### GOAL
Read the material below and tally how many lines hold the word "structured", giving the number and nothing else.

Records that describe figures
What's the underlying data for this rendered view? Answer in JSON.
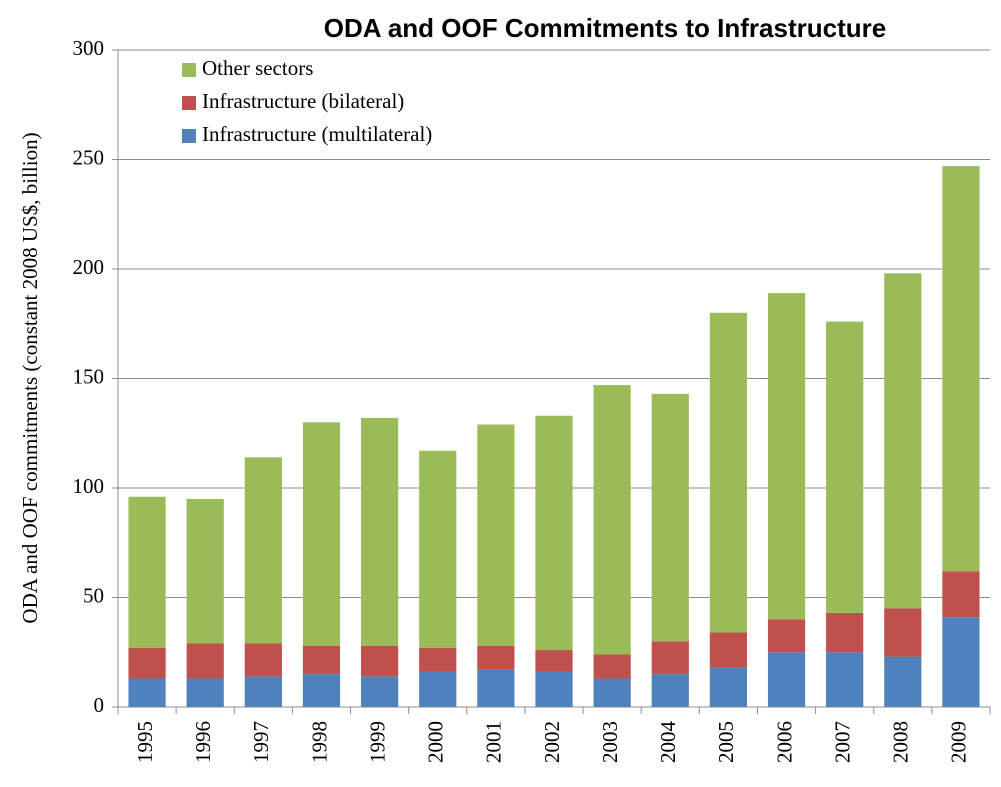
{
  "chart_data": {
    "type": "stacked_bar",
    "title": "ODA and OOF Commitments to Infrastructure",
    "y_label": "ODA and OOF commitments (constant 2008 US$, billion)",
    "categories": [
      "1995",
      "1996",
      "1997",
      "1998",
      "1999",
      "2000",
      "2001",
      "2002",
      "2003",
      "2004",
      "2005",
      "2006",
      "2007",
      "2008",
      "2009"
    ],
    "series": [
      {
        "name": "Infrastructure (multilateral)",
        "color": "#4f81bd",
        "values": [
          13,
          13,
          14,
          15,
          14,
          16,
          17,
          16,
          13,
          15,
          18,
          25,
          25,
          23,
          41
        ]
      },
      {
        "name": "Infrastructure (bilateral)",
        "color": "#c0504d",
        "values": [
          14,
          16,
          15,
          13,
          14,
          11,
          11,
          10,
          11,
          15,
          16,
          15,
          18,
          22,
          21
        ]
      },
      {
        "name": "Other sectors",
        "color": "#9bbb59",
        "values": [
          69,
          66,
          85,
          102,
          104,
          90,
          101,
          107,
          123,
          113,
          146,
          149,
          133,
          153,
          185
        ]
      }
    ],
    "ylim": [
      0,
      300
    ],
    "yticks": [
      0,
      50,
      100,
      150,
      200,
      250,
      300
    ],
    "grid": true,
    "legend": "top-left"
  }
}
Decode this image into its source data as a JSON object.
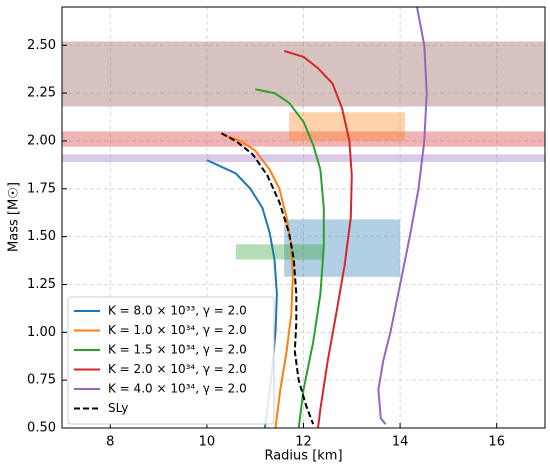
{
  "chart_data": {
    "type": "line",
    "xlabel": "Radius [km]",
    "ylabel": "Mass [M☉]",
    "xlim": [
      7,
      17
    ],
    "ylim": [
      0.5,
      2.7
    ],
    "xticks": [
      8,
      10,
      12,
      14,
      16
    ],
    "yticks": [
      {
        "value": 0.5,
        "label": "0.50"
      },
      {
        "value": 0.75,
        "label": "0.75"
      },
      {
        "value": 1.0,
        "label": "1.00"
      },
      {
        "value": 1.25,
        "label": "1.25"
      },
      {
        "value": 1.5,
        "label": "1.50"
      },
      {
        "value": 1.75,
        "label": "1.75"
      },
      {
        "value": 2.0,
        "label": "2.00"
      },
      {
        "value": 2.25,
        "label": "2.25"
      },
      {
        "value": 2.5,
        "label": "2.50"
      }
    ],
    "grid": true,
    "legend": "lower left",
    "bands": [
      {
        "y": [
          2.18,
          2.52
        ],
        "color": "#8c564b"
      },
      {
        "y": [
          1.97,
          2.05
        ],
        "color": "#d62728"
      },
      {
        "y": [
          1.89,
          1.93
        ],
        "color": "#9467bd"
      }
    ],
    "boxes": [
      {
        "x": [
          11.7,
          14.1
        ],
        "y": [
          2.0,
          2.15
        ],
        "color": "#ff7f0e"
      },
      {
        "x": [
          11.6,
          14.0
        ],
        "y": [
          1.29,
          1.59
        ],
        "color": "#1f77b4"
      },
      {
        "x": [
          10.6,
          12.4
        ],
        "y": [
          1.38,
          1.46
        ],
        "color": "#2ca02c"
      }
    ],
    "series": [
      {
        "name": "K = 8.0 × 10³³,  γ = 2.0",
        "color": "#1f77b4",
        "x": [
          10.0,
          10.6,
          10.9,
          11.15,
          11.3,
          11.4,
          11.45,
          11.42,
          11.35,
          11.25,
          11.2
        ],
        "values": [
          1.9,
          1.83,
          1.75,
          1.65,
          1.52,
          1.38,
          1.2,
          1.0,
          0.8,
          0.6,
          0.5
        ]
      },
      {
        "name": "K = 1.0 × 10³⁴,  γ = 2.0",
        "color": "#ff7f0e",
        "x": [
          10.35,
          10.7,
          11.0,
          11.3,
          11.5,
          11.65,
          11.75,
          11.78,
          11.75,
          11.65,
          11.52,
          11.42
        ],
        "values": [
          2.03,
          2.0,
          1.95,
          1.85,
          1.75,
          1.6,
          1.45,
          1.3,
          1.1,
          0.9,
          0.7,
          0.5
        ]
      },
      {
        "name": "K = 1.5 × 10³⁴,  γ = 2.0",
        "color": "#2ca02c",
        "x": [
          11.0,
          11.4,
          11.7,
          12.0,
          12.2,
          12.35,
          12.42,
          12.42,
          12.35,
          12.2,
          12.0,
          11.9
        ],
        "values": [
          2.27,
          2.25,
          2.2,
          2.1,
          1.98,
          1.85,
          1.65,
          1.45,
          1.2,
          0.95,
          0.7,
          0.5
        ]
      },
      {
        "name": "K = 2.0 × 10³⁴,  γ = 2.0",
        "color": "#d62728",
        "x": [
          11.6,
          12.0,
          12.3,
          12.6,
          12.8,
          12.95,
          13.0,
          12.98,
          12.85,
          12.68,
          12.5,
          12.35,
          12.3
        ],
        "values": [
          2.47,
          2.44,
          2.38,
          2.3,
          2.17,
          2.0,
          1.82,
          1.6,
          1.35,
          1.1,
          0.85,
          0.6,
          0.5
        ]
      },
      {
        "name": "K = 4.0 × 10³⁴,  γ = 2.0",
        "color": "#9467bd",
        "x": [
          14.35,
          14.5,
          14.55,
          14.5,
          14.38,
          14.2,
          14.0,
          13.8,
          13.65,
          13.55,
          13.6,
          13.7
        ],
        "values": [
          2.7,
          2.5,
          2.25,
          2.0,
          1.75,
          1.5,
          1.25,
          1.0,
          0.85,
          0.7,
          0.55,
          0.52
        ]
      },
      {
        "name": "SLy",
        "color": "#000000",
        "dashed": true,
        "x": [
          10.3,
          10.6,
          10.95,
          11.25,
          11.5,
          11.7,
          11.8,
          11.85,
          11.85,
          11.82,
          11.9,
          12.05,
          12.2
        ],
        "values": [
          2.04,
          2.0,
          1.93,
          1.82,
          1.68,
          1.52,
          1.38,
          1.2,
          1.05,
          0.9,
          0.75,
          0.62,
          0.52
        ]
      }
    ]
  }
}
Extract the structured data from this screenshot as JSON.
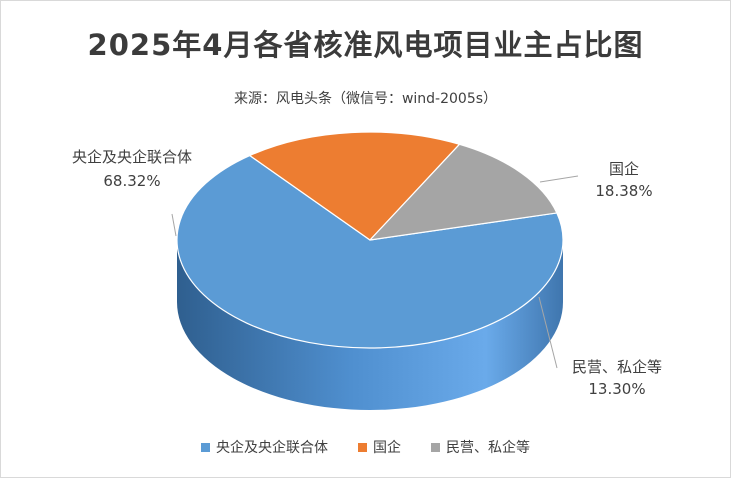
{
  "title": "2025年4月各省核准风电项目业主占比图",
  "subtitle": "来源：风电头条（微信号：wind-2005s）",
  "chart_data": {
    "type": "pie",
    "style": "3d",
    "legend_position": "bottom",
    "slices": [
      {
        "name": "央企及央企联合体",
        "value": 68.32,
        "label": "68.32%",
        "color": "#5b9bd5"
      },
      {
        "name": "国企",
        "value": 18.38,
        "label": "18.38%",
        "color": "#ed7d31"
      },
      {
        "name": "民营、私企等",
        "value": 13.3,
        "label": "13.30%",
        "color": "#a5a5a5"
      }
    ]
  }
}
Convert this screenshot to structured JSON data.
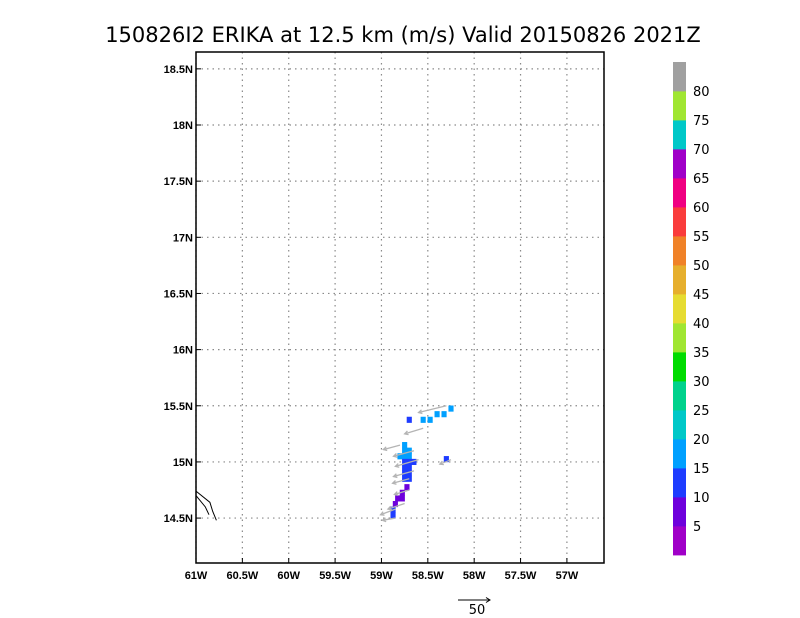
{
  "chart_data": {
    "type": "heatmap",
    "title": "150826I2 ERIKA at 12.5 km (m/s) Valid 20150826  2021Z",
    "xlabel": "",
    "ylabel": "",
    "xlim": [
      -61.0,
      -56.6
    ],
    "ylim": [
      14.1,
      18.65
    ],
    "x_ticks": [
      {
        "value": -61.0,
        "label": "61W"
      },
      {
        "value": -60.5,
        "label": "60.5W"
      },
      {
        "value": -60.0,
        "label": "60W"
      },
      {
        "value": -59.5,
        "label": "59.5W"
      },
      {
        "value": -59.0,
        "label": "59W"
      },
      {
        "value": -58.5,
        "label": "58.5W"
      },
      {
        "value": -58.0,
        "label": "58W"
      },
      {
        "value": -57.5,
        "label": "57.5W"
      },
      {
        "value": -57.0,
        "label": "57W"
      }
    ],
    "y_ticks": [
      {
        "value": 14.5,
        "label": "14.5N"
      },
      {
        "value": 15.0,
        "label": "15N"
      },
      {
        "value": 15.5,
        "label": "15.5N"
      },
      {
        "value": 16.0,
        "label": "16N"
      },
      {
        "value": 16.5,
        "label": "16.5N"
      },
      {
        "value": 17.0,
        "label": "17N"
      },
      {
        "value": 17.5,
        "label": "17.5N"
      },
      {
        "value": 18.0,
        "label": "18N"
      },
      {
        "value": 18.5,
        "label": "18.5N"
      }
    ],
    "grid": true,
    "colorbar": {
      "bins": [
        {
          "min": 0,
          "max": 5,
          "color": "#a000c8"
        },
        {
          "min": 5,
          "max": 10,
          "color": "#6e00dc"
        },
        {
          "min": 10,
          "max": 15,
          "color": "#1e3cff"
        },
        {
          "min": 15,
          "max": 20,
          "color": "#00a0ff"
        },
        {
          "min": 20,
          "max": 25,
          "color": "#00c8c8"
        },
        {
          "min": 25,
          "max": 30,
          "color": "#00d28c"
        },
        {
          "min": 30,
          "max": 35,
          "color": "#00dc00"
        },
        {
          "min": 35,
          "max": 40,
          "color": "#a0e632"
        },
        {
          "min": 40,
          "max": 45,
          "color": "#e6dc32"
        },
        {
          "min": 45,
          "max": 50,
          "color": "#e6af2d"
        },
        {
          "min": 50,
          "max": 55,
          "color": "#f08228"
        },
        {
          "min": 55,
          "max": 60,
          "color": "#fa3c3c"
        },
        {
          "min": 60,
          "max": 65,
          "color": "#f00082"
        },
        {
          "min": 65,
          "max": 70,
          "color": "#a000c8"
        },
        {
          "min": 70,
          "max": 75,
          "color": "#00c8c8"
        },
        {
          "min": 75,
          "max": 80,
          "color": "#a0e632"
        },
        {
          "min": 80,
          "max": 85,
          "color": "#a0a0a0"
        }
      ],
      "labels": [
        {
          "value": 5,
          "text": "5"
        },
        {
          "value": 10,
          "text": "10"
        },
        {
          "value": 15,
          "text": "15"
        },
        {
          "value": 20,
          "text": "20"
        },
        {
          "value": 25,
          "text": "25"
        },
        {
          "value": 30,
          "text": "30"
        },
        {
          "value": 35,
          "text": "35"
        },
        {
          "value": 40,
          "text": "40"
        },
        {
          "value": 45,
          "text": "45"
        },
        {
          "value": 50,
          "text": "50"
        },
        {
          "value": 55,
          "text": "55"
        },
        {
          "value": 60,
          "text": "60"
        },
        {
          "value": 65,
          "text": "65"
        },
        {
          "value": 70,
          "text": "70"
        },
        {
          "value": 75,
          "text": "75"
        },
        {
          "value": 80,
          "text": "80"
        }
      ]
    },
    "cells": [
      {
        "lon": -58.25,
        "lat": 15.475,
        "value": 16
      },
      {
        "lon": -58.325,
        "lat": 15.425,
        "value": 16
      },
      {
        "lon": -58.4,
        "lat": 15.425,
        "value": 16
      },
      {
        "lon": -58.475,
        "lat": 15.375,
        "value": 16
      },
      {
        "lon": -58.55,
        "lat": 15.375,
        "value": 16
      },
      {
        "lon": -58.7,
        "lat": 15.375,
        "value": 13
      },
      {
        "lon": -58.75,
        "lat": 15.15,
        "value": 16
      },
      {
        "lon": -58.75,
        "lat": 15.1,
        "value": 16
      },
      {
        "lon": -58.7,
        "lat": 15.1,
        "value": 16
      },
      {
        "lon": -58.8,
        "lat": 15.05,
        "value": 16
      },
      {
        "lon": -58.75,
        "lat": 15.05,
        "value": 16
      },
      {
        "lon": -58.7,
        "lat": 15.05,
        "value": 16
      },
      {
        "lon": -58.75,
        "lat": 15.0,
        "value": 12
      },
      {
        "lon": -58.7,
        "lat": 15.0,
        "value": 12
      },
      {
        "lon": -58.65,
        "lat": 15.0,
        "value": 13
      },
      {
        "lon": -58.3,
        "lat": 15.025,
        "value": 12
      },
      {
        "lon": -58.75,
        "lat": 14.95,
        "value": 12
      },
      {
        "lon": -58.7,
        "lat": 14.95,
        "value": 12
      },
      {
        "lon": -58.75,
        "lat": 14.9,
        "value": 12
      },
      {
        "lon": -58.7,
        "lat": 14.9,
        "value": 12
      },
      {
        "lon": -58.75,
        "lat": 14.85,
        "value": 12
      },
      {
        "lon": -58.7,
        "lat": 14.85,
        "value": 12
      },
      {
        "lon": -58.725,
        "lat": 14.775,
        "value": 8
      },
      {
        "lon": -58.775,
        "lat": 14.725,
        "value": 8
      },
      {
        "lon": -58.775,
        "lat": 14.675,
        "value": 6
      },
      {
        "lon": -58.825,
        "lat": 14.675,
        "value": 6
      },
      {
        "lon": -58.85,
        "lat": 14.625,
        "value": 6
      },
      {
        "lon": -58.875,
        "lat": 14.575,
        "value": 11
      },
      {
        "lon": -58.875,
        "lat": 14.525,
        "value": 11
      }
    ],
    "vectors": [
      {
        "lon": -58.3,
        "lat": 15.5,
        "dx": -0.3,
        "dy": -0.06
      },
      {
        "lon": -58.55,
        "lat": 15.3,
        "dx": -0.2,
        "dy": -0.05
      },
      {
        "lon": -58.8,
        "lat": 15.15,
        "dx": -0.18,
        "dy": -0.04
      },
      {
        "lon": -58.65,
        "lat": 15.1,
        "dx": -0.22,
        "dy": -0.05
      },
      {
        "lon": -58.6,
        "lat": 15.02,
        "dx": -0.25,
        "dy": -0.06
      },
      {
        "lon": -58.25,
        "lat": 15.02,
        "dx": -0.12,
        "dy": -0.04
      },
      {
        "lon": -58.65,
        "lat": 14.92,
        "dx": -0.22,
        "dy": -0.05
      },
      {
        "lon": -58.7,
        "lat": 14.85,
        "dx": -0.18,
        "dy": -0.04
      },
      {
        "lon": -58.7,
        "lat": 14.75,
        "dx": -0.16,
        "dy": -0.04
      },
      {
        "lon": -58.75,
        "lat": 14.63,
        "dx": -0.18,
        "dy": -0.05
      },
      {
        "lon": -58.85,
        "lat": 14.58,
        "dx": -0.16,
        "dy": -0.05
      },
      {
        "lon": -58.85,
        "lat": 14.5,
        "dx": -0.14,
        "dy": -0.02
      }
    ],
    "coastline": [
      [
        [
          -61.0,
          14.74
        ],
        [
          -60.85,
          14.64
        ],
        [
          -60.82,
          14.56
        ],
        [
          -60.78,
          14.48
        ]
      ],
      [
        [
          -61.0,
          14.7
        ],
        [
          -60.9,
          14.6
        ],
        [
          -60.86,
          14.53
        ]
      ]
    ],
    "reference_vector": {
      "label": "50"
    }
  }
}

### ANSWER IN FULL
2